Lucas Janin : J’ai travaillé sur les deux plans : l’explosion du mur vue de l’extérieur, puis dans le bâtiment, avec l’effondrement.
D’ailleurs au début on ne savait pas que l’éclairage intérieur final serait aussi faible ! Il faut être honnête, on ne voit presque rien de la destruction… J’ai sans doute fait les choses trop précisément, au vu du résultat. Quelque part ce making-of est une façon de mettre en avant mon travail.
Sur le plan technique il y a une couche de crépis, une couche de brique et une couche de bois.

Il faut aussi savoir qu’au départ le trou était plus gros, cela a été approuvé par le VFX supervisor et le production designer, ce qui amenait plus de lumière et donnait du détail avec une backlight sur les débris lors de la vue dans le bâtiment. Mais Jeffrey Katzenberg a trouvé le résultat trop dramatique et on m’a donc demandé de réduire l’explosion vue de l’intérieur de 50%… Le jour de la livraison, ou la veille.
Comme je n’avais plus trop le temps de tout refaire, j’ai mis un diaphragme sur l’explosion : il y a un disque percé placé sur le mur, qui ne change rien à l’explosion mais qui réduit l’éclairage et la taille du trou de façon artificielle.

Du côté externe, par contre, le plan n’a pas changé.

 

3DVF : Comment sont animés les débris ?

L.J. : J’ai utilisé une surface Nurbs est déformé par des expressions mathématiques, et qui crée l’onde de choc que l’on voit dans la vidéo : les débris sont contraints par cette surface. Il suffit donc de passer une onde sur la surface Nurbs pour piloter les pièces. Ces dernières sont ensuite libérées sous certaines conditions.

En fait j’ai même trois surfaces Nurbs sur le même principe, mais avec des comportements légèrement différents pour la première couche de crépis, les débris et le bois qui résiste plus.

3DVF :  As-tu utilisé sur ces deux plans la méthode que tu évoquais plus haut, en reprenant la même simulation/animation sur les deux caméras ?

L.J. : Tout à fait, j’ai en fait testé ma méthode sur ce plan avant de faire le bateau. Il n’y a en fait qu’un seul plan, les données sont copiées entre les deux et seul le timing de la caméra est ajusté.

 

Ci-dessous, reprise de la vidéo montrant les plans sur lesquels Lucas Janin a travaillé :
– à 0:34, le début du plan de destruction externe ;
– à 0:38, la destruction vue de l’intérieur ;
– à 0:44, la découpe de légumes ;
– à 0:47, la vue panoramique dans les nuages.

 

 

 

Destruction & chute objets

3DVF : Peux-tu parler des objets qui s’écroulent, dans le plan à l’intérieur du bâtiment ?

L.J. : J’avais des assets pré-cassés mais très grossièrement, et je devais avoir quelque chose comme seulement six assets. J’ai donc re-brisé les modèles, je les ai tournés dans différentes directions pour donner plus de variété.
Sans compter qu’avec le relief, il faut mettre plus d’objets, dans le sens de la profondeur, sinon on a le sentiment que les objets tombent sur une zone très réduite.

 

3DVF : Le relief a donc un impact sur ton travail ?

L.J. : Effectivement, on peut moins « tricher ». Un mauvais cut-out, un défaut masqué par la 2D saute littéralement aux yeux en relief.

=-=-=-=-=

**CONSIGNE**
Extrayez tel quel le passage de l'entretien qui commence aux mots « Du côté externe, par » et s'arrête après les mots « qui résiste plus. ». Les items ci-dessous forment un matériau distinct de l'entretien.

=-=-=-=-=

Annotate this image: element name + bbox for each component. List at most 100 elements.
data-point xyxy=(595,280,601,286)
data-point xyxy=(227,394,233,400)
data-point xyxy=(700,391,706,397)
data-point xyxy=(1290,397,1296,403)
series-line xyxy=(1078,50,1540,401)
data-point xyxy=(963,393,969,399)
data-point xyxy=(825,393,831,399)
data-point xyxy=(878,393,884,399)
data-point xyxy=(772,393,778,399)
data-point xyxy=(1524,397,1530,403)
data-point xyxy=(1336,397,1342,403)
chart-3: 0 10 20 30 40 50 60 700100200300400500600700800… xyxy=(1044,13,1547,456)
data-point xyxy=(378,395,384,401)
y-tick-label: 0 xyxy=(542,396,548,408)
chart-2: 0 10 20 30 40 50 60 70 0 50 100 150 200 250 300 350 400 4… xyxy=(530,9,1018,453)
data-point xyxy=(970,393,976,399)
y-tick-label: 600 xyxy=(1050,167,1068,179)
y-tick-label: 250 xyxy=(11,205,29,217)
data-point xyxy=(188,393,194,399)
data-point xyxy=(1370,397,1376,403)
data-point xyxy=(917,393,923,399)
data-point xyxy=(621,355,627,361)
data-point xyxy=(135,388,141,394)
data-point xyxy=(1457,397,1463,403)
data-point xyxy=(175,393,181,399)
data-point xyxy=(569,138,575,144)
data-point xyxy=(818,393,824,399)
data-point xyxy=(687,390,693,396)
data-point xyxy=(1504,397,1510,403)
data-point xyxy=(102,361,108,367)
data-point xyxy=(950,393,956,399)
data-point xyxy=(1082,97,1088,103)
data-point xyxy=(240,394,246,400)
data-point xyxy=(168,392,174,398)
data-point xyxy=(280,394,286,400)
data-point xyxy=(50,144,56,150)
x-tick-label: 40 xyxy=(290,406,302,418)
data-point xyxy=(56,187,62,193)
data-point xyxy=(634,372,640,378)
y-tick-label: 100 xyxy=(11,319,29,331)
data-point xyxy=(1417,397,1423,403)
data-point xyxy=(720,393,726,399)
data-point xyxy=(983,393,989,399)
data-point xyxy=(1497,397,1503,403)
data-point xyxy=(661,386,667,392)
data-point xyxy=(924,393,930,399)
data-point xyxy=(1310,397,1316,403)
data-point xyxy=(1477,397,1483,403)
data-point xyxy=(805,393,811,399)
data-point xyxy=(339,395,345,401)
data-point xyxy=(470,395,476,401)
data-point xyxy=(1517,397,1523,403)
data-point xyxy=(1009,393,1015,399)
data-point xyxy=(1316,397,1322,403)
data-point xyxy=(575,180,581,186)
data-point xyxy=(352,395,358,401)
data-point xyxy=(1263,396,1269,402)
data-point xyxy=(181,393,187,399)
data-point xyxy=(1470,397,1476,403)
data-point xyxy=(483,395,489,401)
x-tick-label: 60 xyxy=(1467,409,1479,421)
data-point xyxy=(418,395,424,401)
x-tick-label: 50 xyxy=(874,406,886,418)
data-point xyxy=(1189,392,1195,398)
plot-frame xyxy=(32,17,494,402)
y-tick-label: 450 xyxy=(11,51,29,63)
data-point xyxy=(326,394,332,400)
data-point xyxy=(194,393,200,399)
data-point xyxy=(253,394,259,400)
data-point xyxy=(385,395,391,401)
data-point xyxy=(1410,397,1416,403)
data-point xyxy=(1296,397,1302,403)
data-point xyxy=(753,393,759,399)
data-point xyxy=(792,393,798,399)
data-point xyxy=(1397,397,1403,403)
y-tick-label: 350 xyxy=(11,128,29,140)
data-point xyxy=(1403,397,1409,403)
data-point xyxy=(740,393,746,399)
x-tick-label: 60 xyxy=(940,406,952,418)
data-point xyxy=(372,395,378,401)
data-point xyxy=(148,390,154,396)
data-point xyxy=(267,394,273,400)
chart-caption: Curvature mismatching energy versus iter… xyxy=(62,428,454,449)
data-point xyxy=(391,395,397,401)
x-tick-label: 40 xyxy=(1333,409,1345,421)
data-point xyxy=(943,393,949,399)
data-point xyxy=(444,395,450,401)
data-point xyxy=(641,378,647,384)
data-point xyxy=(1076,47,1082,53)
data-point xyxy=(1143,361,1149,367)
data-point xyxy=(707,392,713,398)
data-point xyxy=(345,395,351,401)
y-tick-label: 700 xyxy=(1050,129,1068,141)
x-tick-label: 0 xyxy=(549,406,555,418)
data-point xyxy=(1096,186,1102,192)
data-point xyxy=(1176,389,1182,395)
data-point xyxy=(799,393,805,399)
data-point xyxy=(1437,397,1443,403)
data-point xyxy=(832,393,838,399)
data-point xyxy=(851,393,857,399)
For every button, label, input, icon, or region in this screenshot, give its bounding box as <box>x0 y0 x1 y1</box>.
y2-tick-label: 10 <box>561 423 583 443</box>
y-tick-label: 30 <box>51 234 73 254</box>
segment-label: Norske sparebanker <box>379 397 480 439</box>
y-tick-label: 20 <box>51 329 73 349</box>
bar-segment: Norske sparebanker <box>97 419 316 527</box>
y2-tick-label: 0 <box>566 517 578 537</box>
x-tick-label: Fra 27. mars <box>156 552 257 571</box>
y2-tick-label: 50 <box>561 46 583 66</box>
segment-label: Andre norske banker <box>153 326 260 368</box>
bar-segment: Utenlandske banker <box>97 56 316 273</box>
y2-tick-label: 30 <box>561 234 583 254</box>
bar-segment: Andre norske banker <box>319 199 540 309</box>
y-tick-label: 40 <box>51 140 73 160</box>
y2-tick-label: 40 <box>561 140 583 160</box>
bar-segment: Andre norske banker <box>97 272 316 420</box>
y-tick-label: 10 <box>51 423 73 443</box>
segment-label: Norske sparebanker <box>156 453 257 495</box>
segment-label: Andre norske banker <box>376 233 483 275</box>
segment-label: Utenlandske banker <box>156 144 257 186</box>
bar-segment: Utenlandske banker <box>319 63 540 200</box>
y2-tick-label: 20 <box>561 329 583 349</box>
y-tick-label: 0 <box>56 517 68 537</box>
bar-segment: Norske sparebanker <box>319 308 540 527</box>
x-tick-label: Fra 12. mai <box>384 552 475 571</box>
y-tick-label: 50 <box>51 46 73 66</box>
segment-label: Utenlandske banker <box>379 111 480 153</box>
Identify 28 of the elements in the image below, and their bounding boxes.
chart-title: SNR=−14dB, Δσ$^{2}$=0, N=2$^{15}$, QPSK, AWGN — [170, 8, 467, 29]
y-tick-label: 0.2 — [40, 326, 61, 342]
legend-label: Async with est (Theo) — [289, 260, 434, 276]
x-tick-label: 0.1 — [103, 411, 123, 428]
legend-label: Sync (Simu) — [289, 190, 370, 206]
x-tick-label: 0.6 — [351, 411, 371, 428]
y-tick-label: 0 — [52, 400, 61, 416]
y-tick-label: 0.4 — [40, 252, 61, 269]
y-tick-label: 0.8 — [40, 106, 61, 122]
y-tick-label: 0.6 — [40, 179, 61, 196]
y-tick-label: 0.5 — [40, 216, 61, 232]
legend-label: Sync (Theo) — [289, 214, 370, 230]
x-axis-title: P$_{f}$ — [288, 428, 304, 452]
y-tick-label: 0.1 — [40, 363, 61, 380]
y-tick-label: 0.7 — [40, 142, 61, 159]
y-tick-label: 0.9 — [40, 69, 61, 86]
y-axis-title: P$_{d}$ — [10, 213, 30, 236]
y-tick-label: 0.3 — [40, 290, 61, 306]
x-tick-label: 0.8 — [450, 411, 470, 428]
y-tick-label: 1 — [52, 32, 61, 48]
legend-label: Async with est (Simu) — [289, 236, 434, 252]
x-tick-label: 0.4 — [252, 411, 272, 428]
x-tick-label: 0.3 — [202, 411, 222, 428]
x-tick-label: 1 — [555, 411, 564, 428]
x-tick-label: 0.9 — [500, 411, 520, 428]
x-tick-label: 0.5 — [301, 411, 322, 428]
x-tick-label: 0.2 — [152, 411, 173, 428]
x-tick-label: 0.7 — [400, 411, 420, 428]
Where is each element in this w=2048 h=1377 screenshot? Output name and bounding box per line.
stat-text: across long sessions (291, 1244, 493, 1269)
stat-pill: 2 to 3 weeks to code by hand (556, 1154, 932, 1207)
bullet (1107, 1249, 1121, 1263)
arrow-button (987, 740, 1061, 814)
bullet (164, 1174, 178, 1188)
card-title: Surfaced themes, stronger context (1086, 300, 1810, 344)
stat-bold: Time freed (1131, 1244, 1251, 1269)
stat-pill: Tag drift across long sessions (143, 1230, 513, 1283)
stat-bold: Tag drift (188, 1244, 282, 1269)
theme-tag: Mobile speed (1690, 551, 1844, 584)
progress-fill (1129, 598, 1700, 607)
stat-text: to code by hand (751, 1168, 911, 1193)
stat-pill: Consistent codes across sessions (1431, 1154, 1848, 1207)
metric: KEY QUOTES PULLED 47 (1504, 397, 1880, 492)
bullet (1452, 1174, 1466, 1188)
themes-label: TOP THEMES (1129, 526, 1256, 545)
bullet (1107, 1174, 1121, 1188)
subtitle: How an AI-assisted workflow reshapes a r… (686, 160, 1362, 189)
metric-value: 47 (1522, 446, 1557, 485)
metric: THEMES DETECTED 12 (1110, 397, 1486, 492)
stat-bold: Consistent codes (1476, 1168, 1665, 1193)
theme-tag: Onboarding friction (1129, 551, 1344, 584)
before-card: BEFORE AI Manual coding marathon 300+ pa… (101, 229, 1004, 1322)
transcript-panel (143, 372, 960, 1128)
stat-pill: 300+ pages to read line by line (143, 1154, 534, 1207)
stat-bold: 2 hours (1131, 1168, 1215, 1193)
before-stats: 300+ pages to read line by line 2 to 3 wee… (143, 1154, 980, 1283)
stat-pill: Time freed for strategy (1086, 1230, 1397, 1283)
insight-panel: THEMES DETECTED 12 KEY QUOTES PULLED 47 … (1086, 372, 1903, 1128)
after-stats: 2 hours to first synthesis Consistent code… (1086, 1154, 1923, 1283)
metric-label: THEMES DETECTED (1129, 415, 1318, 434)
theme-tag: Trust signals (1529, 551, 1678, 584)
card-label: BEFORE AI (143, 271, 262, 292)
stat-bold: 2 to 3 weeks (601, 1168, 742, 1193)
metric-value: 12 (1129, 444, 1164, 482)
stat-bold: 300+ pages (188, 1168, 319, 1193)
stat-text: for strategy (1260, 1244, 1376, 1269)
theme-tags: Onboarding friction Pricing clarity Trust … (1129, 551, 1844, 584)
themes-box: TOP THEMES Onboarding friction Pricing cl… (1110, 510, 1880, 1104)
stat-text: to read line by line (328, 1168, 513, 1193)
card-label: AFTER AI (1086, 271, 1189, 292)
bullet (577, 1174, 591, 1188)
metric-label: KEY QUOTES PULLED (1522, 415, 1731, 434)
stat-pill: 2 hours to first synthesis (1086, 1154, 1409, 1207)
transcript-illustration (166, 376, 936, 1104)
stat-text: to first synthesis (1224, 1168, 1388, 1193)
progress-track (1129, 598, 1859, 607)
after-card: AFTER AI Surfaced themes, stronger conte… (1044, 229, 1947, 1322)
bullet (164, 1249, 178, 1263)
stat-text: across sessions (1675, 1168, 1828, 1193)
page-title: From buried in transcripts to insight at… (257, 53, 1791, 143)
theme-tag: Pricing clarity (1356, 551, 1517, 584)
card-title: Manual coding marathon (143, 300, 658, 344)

=-=-=-=-=

**RÉSULTAT OBTENU**
Du côté externe, par contre, le plan n’a pas changé.

 

3DVF : Comment sont animés les débris ?

L.J. : J’ai utilisé une surface Nurbs est déformé par des expressions mathématiques, et qui crée l’onde de choc que l’on voit dans la vidéo : les débris sont contraints par cette surface. Il suffit donc de passer une onde sur la surface Nurbs pour piloter les pièces. Ces dernières sont ensuite libérées sous certaines conditions.

En fait j’ai même trois surfaces Nurbs sur le même principe, mais avec des comportements légèrement différents pour la première couche de crépis, les débris et le bois qui résiste plus.